WHAT IS NEEDED: Recast the records, starting at the first line and ending at the line containing "The protrusion 113 is at (139, 537).", as a Markdown table with columns n and Line, skipping blank lines. Leave the pictures out of the answer.

Records from a data collection
-------------------------

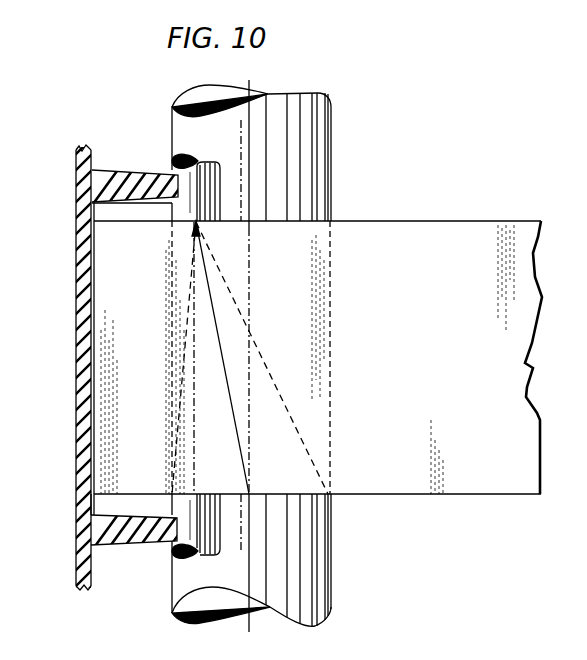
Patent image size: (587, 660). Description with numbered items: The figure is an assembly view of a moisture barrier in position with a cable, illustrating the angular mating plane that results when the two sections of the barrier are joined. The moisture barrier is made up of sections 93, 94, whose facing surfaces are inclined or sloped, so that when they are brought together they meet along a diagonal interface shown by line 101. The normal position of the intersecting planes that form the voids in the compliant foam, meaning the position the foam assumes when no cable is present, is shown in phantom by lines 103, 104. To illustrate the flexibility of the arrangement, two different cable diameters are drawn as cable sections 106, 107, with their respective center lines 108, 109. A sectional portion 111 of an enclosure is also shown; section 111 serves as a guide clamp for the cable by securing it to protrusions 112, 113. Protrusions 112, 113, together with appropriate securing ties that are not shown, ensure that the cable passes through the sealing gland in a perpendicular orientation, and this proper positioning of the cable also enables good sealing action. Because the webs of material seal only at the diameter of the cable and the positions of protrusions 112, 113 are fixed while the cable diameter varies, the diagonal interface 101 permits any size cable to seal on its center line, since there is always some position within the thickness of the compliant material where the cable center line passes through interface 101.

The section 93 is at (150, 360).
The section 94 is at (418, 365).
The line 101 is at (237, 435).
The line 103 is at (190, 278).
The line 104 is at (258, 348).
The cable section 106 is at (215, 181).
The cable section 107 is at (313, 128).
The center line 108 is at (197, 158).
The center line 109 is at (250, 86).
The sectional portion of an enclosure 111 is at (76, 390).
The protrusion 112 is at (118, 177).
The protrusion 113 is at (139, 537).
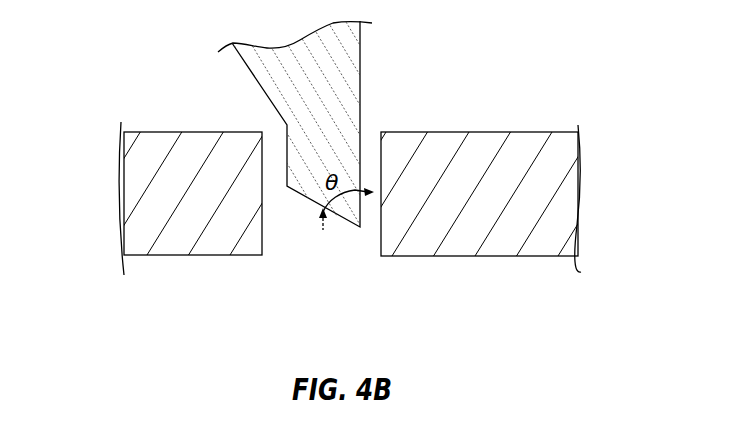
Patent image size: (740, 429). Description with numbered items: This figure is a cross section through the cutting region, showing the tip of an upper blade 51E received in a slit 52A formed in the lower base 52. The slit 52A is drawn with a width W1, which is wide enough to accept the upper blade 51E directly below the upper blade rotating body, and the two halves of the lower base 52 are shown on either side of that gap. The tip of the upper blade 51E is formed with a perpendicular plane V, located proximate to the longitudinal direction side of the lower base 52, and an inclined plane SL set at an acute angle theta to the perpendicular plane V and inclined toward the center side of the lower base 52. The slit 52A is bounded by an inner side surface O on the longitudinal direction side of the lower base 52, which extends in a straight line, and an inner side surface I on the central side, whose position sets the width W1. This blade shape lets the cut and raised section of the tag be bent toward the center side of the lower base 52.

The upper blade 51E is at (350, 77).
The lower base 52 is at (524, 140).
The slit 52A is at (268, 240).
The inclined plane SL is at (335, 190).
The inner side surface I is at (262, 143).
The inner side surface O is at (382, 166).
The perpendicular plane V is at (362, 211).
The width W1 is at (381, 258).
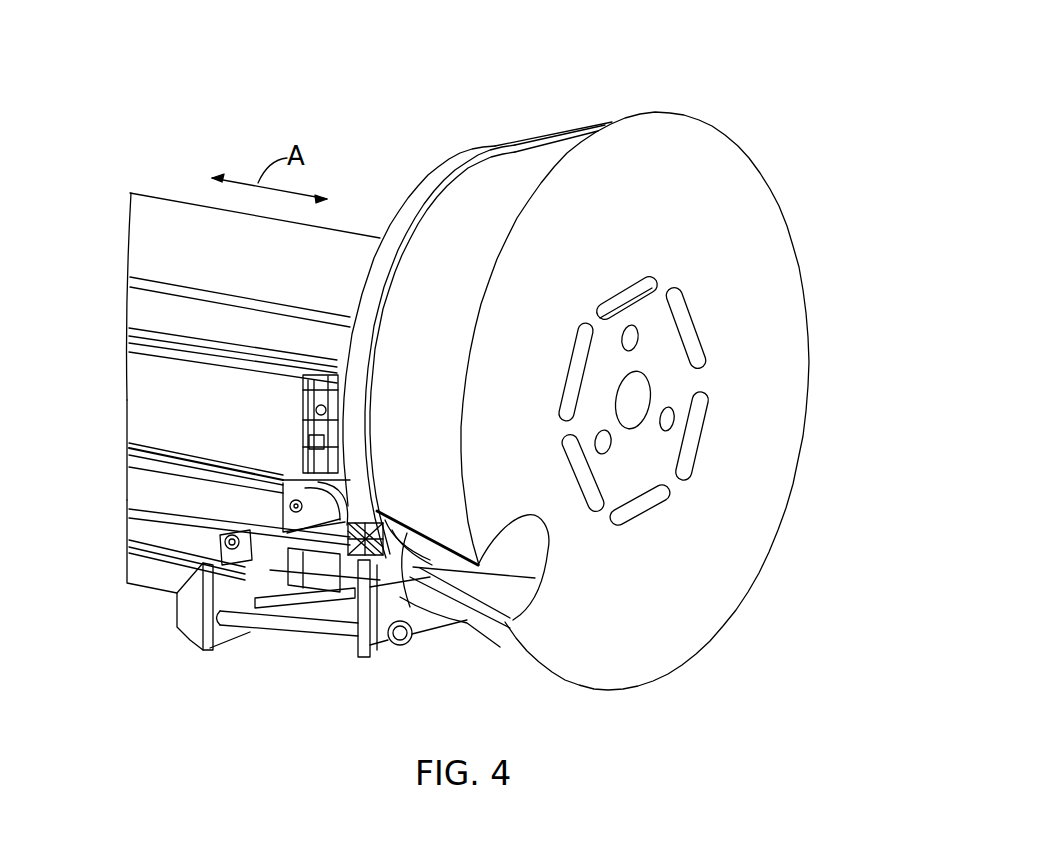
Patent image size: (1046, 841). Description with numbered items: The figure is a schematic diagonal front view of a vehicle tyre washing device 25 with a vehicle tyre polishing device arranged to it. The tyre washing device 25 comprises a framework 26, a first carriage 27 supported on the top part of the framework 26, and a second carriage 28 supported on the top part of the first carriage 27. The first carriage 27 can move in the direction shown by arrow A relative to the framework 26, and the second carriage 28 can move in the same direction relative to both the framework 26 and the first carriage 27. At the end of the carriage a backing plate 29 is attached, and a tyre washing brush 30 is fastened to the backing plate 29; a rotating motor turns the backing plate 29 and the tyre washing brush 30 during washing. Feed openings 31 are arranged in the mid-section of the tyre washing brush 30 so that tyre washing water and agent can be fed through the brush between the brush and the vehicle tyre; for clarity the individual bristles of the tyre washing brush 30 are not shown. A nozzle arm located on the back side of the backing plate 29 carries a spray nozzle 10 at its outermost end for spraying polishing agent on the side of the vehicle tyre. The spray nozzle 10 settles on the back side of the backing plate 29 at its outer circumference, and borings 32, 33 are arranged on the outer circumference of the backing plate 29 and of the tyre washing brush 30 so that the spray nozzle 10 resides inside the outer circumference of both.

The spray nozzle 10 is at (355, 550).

-------------------------

THE SOLUTION:
| n | Line |
|---|---|
| 1 | Patent image size: (587, 660). Description with numbered items: The figure is an assembly view of a moisture barrier in position with a cable, illustrating the angular mating plane that results when the two sections of the barrier are joined. The moisture barrier is made up of sections 93, 94, whose facing surfaces are inclined or sloped, so that when they are brought together they meet along a diagonal interface shown by line 101. The normal position of the intersecting planes that form the voids in the compliant foam, meaning the position the foam assumes when no cable is present, is shown in phantom by lines 103, 104. To illustrate the flexibility of the arrangement, two different cable diameters are drawn as cable sections 106, 107, with their respective center lines 108, 109. A sectional portion 111 of an enclosure is also shown; section 111 serves as a guide clamp for the cable by securing it to protrusions 112, 113. Protrusions 112, 113, together with appropriate securing ties that are not shown, ensure that the cable passes through the sealing gland in a perpendicular orientation, and this proper positioning of the cable also enables good sealing action. Because the webs of material seal only at the diameter of the cable and the positions of protrusions 112, 113 are fixed while the cable diameter varies, the diagonal interface 101 permits any size cable to seal on its center line, since there is always some position within the thickness of the compliant material where the cable center line passes through interface 101. |
| 2 | The section 93 is at (150, 360). |
| 3 | The section 94 is at (418, 365). |
| 4 | The line 101 is at (237, 435). |
| 5 | The line 103 is at (190, 278). |
| 6 | The line 104 is at (258, 348). |
| 7 | The cable section 106 is at (215, 181). |
| 8 | The cable section 107 is at (313, 128). |
| 9 | The center line 108 is at (197, 158). |
| 10 | The center line 109 is at (250, 86). |
| 11 | The sectional portion of an enclosure 111 is at (76, 390). |
| 12 | The protrusion 112 is at (118, 177). |
| 13 | The protrusion 113 is at (139, 537). |